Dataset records
◆ ◆ ◆ ◆ ◆

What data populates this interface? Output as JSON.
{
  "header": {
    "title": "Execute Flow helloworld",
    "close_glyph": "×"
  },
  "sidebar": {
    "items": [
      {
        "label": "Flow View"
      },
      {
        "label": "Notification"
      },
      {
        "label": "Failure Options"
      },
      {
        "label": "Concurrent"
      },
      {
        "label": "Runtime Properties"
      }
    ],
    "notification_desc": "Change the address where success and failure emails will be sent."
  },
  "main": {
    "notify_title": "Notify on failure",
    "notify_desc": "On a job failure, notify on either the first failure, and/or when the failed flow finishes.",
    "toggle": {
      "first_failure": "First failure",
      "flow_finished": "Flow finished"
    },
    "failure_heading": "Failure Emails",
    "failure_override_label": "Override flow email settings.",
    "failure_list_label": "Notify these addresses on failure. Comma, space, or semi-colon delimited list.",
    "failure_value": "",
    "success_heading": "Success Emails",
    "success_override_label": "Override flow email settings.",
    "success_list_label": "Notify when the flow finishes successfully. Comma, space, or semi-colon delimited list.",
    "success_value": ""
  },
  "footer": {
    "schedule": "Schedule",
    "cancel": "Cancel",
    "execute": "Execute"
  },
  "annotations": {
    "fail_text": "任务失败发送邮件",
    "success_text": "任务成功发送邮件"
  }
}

◆ ◆ ◆ ◆ ◆

*Brief*:
Select the lines from the entries that include the word "list".

*Written reply*:
    "failure_list_label": "Notify these addresses on failure. Comma, space, or semi-colon delimited list.",
    "success_list_label": "Notify when the flow finishes successfully. Comma, space, or semi-colon delimited list.",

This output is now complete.